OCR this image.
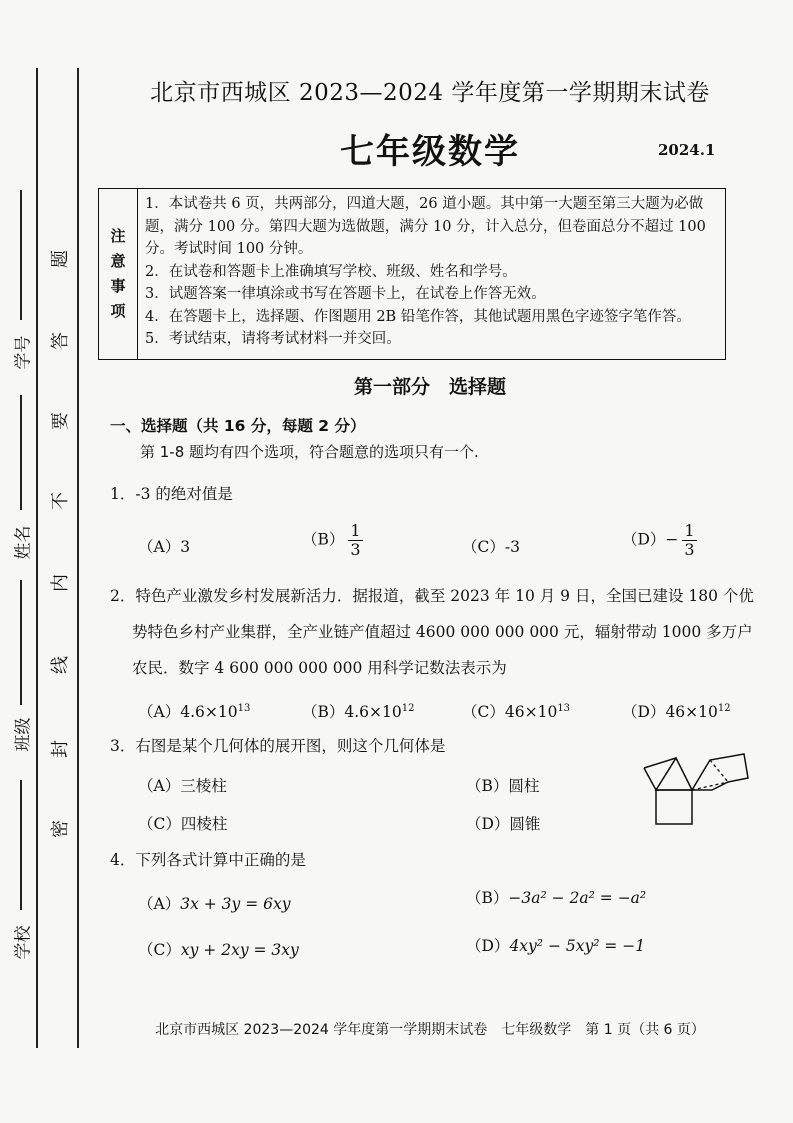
学号
姓名
班级
学校
题
答
要
不
内
线
封
密
北京市西城区 2023—2024 学年度第一学期期末试卷
七年级数学	2024.1
注
意
事
项
1．本试卷共 6 页，共两部分，四道大题，26 道小题。其中第一大题至第三大题为必做题，满分 100 分。第四大题为选做题，满分 10 分，计入总分，但卷面总分不超过 100 分。考试时间 100 分钟。
2．在试卷和答题卡上准确填写学校、班级、姓名和学号。
3．试题答案一律填涂或书写在答题卡上，在试卷上作答无效。
4．在答题卡上，选择题、作图题用 2B 铅笔作答，其他试题用黑色字迹签字笔作答。
5．考试结束，请将考试材料一并交回。
第一部分　选择题
一、选择题（共 16 分，每题 2 分）
第 1-8 题均有四个选项，符合题意的选项只有一个.
1．-3 的绝对值是
（A）3	$(B) \frac{1}{3}$	（C）-3	$(D)- \frac{1}{3}$
2．特色产业激发乡村发展新活力．据报道，截至 2023 年 10 月 9 日，全国已建设 180 个优
势特色乡村产业集群，全产业链产值超过 4600 000 000 000 元，辐射带动 1000 多万户
农民．数字 4 600 000 000 000 用科学记数法表示为
$(A)4.6\times 10^{13}$	$(B)4.6\times 10^{12}$	$(C)46\times 10^{13}$	$(D)46\times 10^{12}$
3．右图是某个几何体的展开图，则这个几何体是
（A）三棱柱	（B）圆柱
（C）四棱柱	（D）圆锥
4．下列各式计算中正确的是
（A）3x + 3y = 6xy	（B）−3a² − 2a² = −a²
（C）xy + 2xy = 3xy	（D）4xy² − 5xy² = −1
北京市西城区 2023—2024 学年度第一学期期末试卷　七年级数学　第 1 页（共 6 页）
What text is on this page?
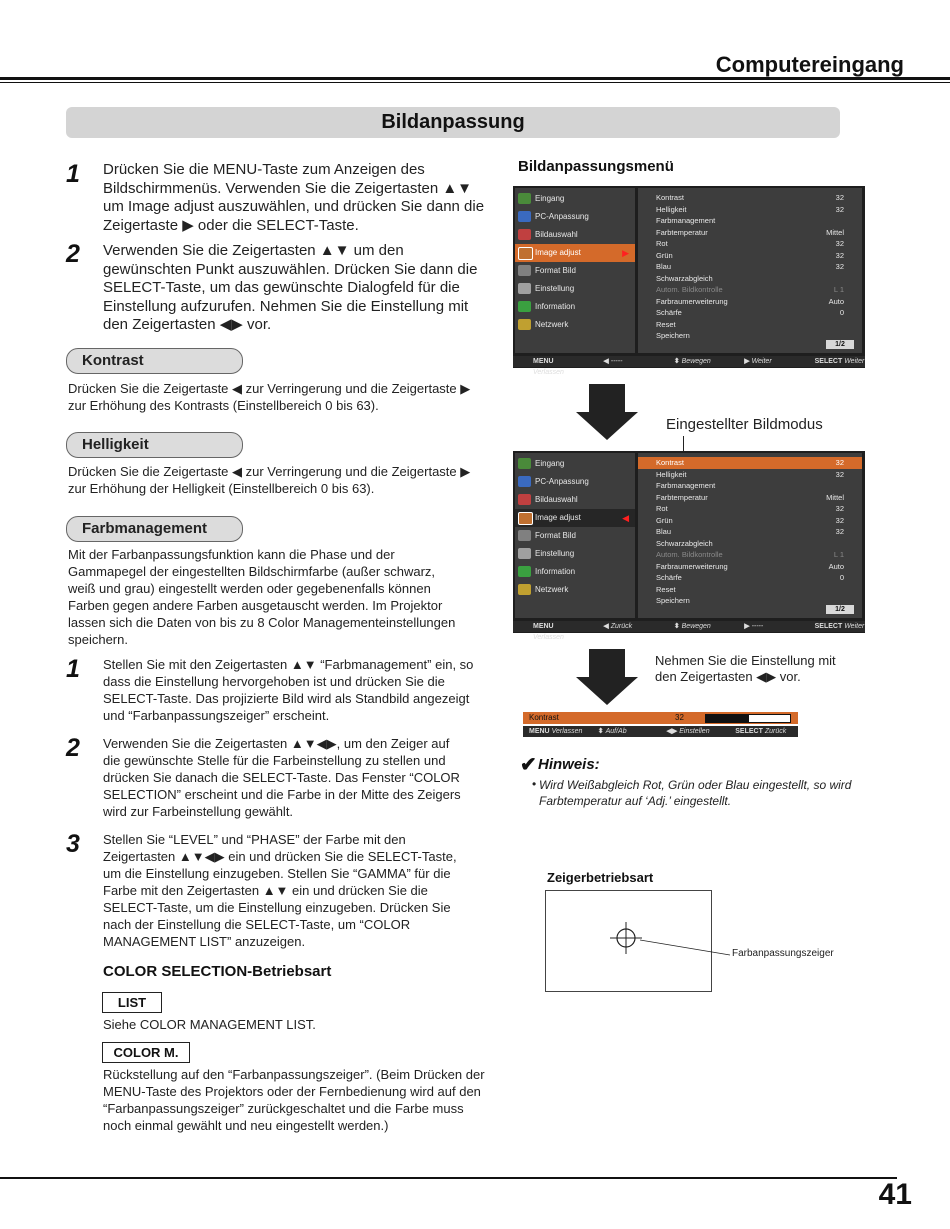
Computereingang
Bildanpassung
1 Drücken Sie die MENU-Taste zum Anzeigen des Bildschirmmenüs. Verwenden Sie die Zeigertasten ▲▼ um Image adjust auszuwählen, und drücken Sie dann die Zeigertaste ▶ oder die SELECT-Taste.
2 Verwenden Sie die Zeigertasten ▲▼ um den gewünschten Punkt auszuwählen. Drücken Sie dann die SELECT-Taste, um das gewünschte Dialogfeld für die Einstellung aufzurufen. Nehmen Sie die Einstellung mit den Zeigertasten ◀▶ vor.
Kontrast
Drücken Sie die Zeigertaste ◀ zur Verringerung und die Zeigertaste ▶ zur Erhöhung des Kontrasts (Einstellbereich 0 bis 63).
Helligkeit
Drücken Sie die Zeigertaste ◀ zur Verringerung und die Zeigertaste ▶ zur Erhöhung der Helligkeit (Einstellbereich 0 bis 63).
Farbmanagement
Mit der Farbanpassungsfunktion kann die Phase und der Gammapegel der eingestellten Bildschirmfarbe (außer schwarz, weiß und grau) eingestellt werden oder gegebenenfalls können Farben gegen andere Farben ausgetauscht werden. Im Projektor lassen sich die Daten von bis zu 8 Color Managementeinstellungen speichern.
1 Stellen Sie mit den Zeigertasten ▲▼ “Farbmanagement” ein, so dass die Einstellung hervorgehoben ist und drücken Sie die SELECT-Taste. Das projizierte Bild wird als Standbild angezeigt und “Farbanpassungszeiger” erscheint.
2 Verwenden Sie die Zeigertasten ▲▼◀▶, um den Zeiger auf die gewünschte Stelle für die Farbeinstellung zu stellen und drücken Sie danach die SELECT-Taste. Das Fenster “COLOR SELECTION” erscheint und die Farbe in der Mitte des Zeigers wird zur Farbeinstellung gewählt.
3 Stellen Sie “LEVEL” und “PHASE” der Farbe mit den Zeigertasten ▲▼◀▶ ein und drücken Sie die SELECT-Taste, um die Einstellung einzugeben. Stellen Sie “GAMMA” für die Farbe mit den Zeigertasten ▲▼ ein und drücken Sie die SELECT-Taste, um die Einstellung einzugeben. Drücken Sie nach der Einstellung die SELECT-Taste, um “COLOR MANAGEMENT LIST” anzuzeigen.
COLOR SELECTION-Betriebsart
LIST
Siehe COLOR MANAGEMENT LIST.
COLOR M.
Rückstellung auf den “Farbanpassungszeiger”. (Beim Drücken der MENU-Taste des Projektors oder der Fernbedienung wird auf den “Farbanpassungszeiger” zurückgeschaltet und die Farbe muss noch einmal gewählt und neu eingestellt werden.)
Bildanpassungsmenü
Eingang
PC-Anpassung
Bildauswahl
Image adjust	▶
Format Bild
Einstellung
Information
Netzwerk
Kontrast	32
Helligkeit	32
Farbmanagement
Farbtemperatur	Mittel
Rot	32
Grün	32
Blau	32
Schwarzabgleich
Autom. Bildkontrolle	L 1
Farbraumerweiterung	Auto
Schärfe	0
Reset
Speichern
1/2
MENU Verlassen
◀ -----	⬍ Bewegen	▶ Weiter	SELECT Weiter
Eingestellter Bildmodus
Eingang
PC-Anpassung
Bildauswahl
Image adjust	◀
Format Bild
Einstellung
Information
Netzwerk
Kontrast	32
Helligkeit	32
Farbmanagement
Farbtemperatur	Mittel
Rot	32
Grün	32
Blau	32
Schwarzabgleich
Autom. Bildkontrolle	L 1
Farbraumerweiterung	Auto
Schärfe	0
Reset
Speichern
1/2
MENU Verlassen
◀ Zurück	⬍ Bewegen	▶ -----	SELECT Weiter
Nehmen Sie die Einstellung mit den Zeigertasten ◀▶ vor.
Kontrast	32
MENU Verlassen	⬍ Auf/Ab	◀▶ Einstellen	SELECT Zurück
✔ Hinweis:
• Wird Weißabgleich Rot, Grün oder Blau eingestellt, so wird Farbtemperatur auf ‘Adj.’ eingestellt.
Zeigerbetriebsart
Farbanpassungszeiger
41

::::

_TASK DETAILS_
Write out every line of the entries that holds the word "Farbanpassungszeiger".

_PROBLEM SOLUTION_
1 Stellen Sie mit den Zeigertasten ▲▼ “Farbmanagement” ein, so dass die Einstellung hervorgehoben ist und drücken Sie die SELECT-Taste. Das projizierte Bild wird als Standbild angezeigt und “Farbanpassungszeiger” erscheint.
Rückstellung auf den “Farbanpassungszeiger”. (Beim Drücken der MENU-Taste des Projektors oder der Fernbedienung wird auf den “Farbanpassungszeiger” zurückgeschaltet und die Farbe muss noch einmal gewählt und neu eingestellt werden.)
Farbanpassungszeiger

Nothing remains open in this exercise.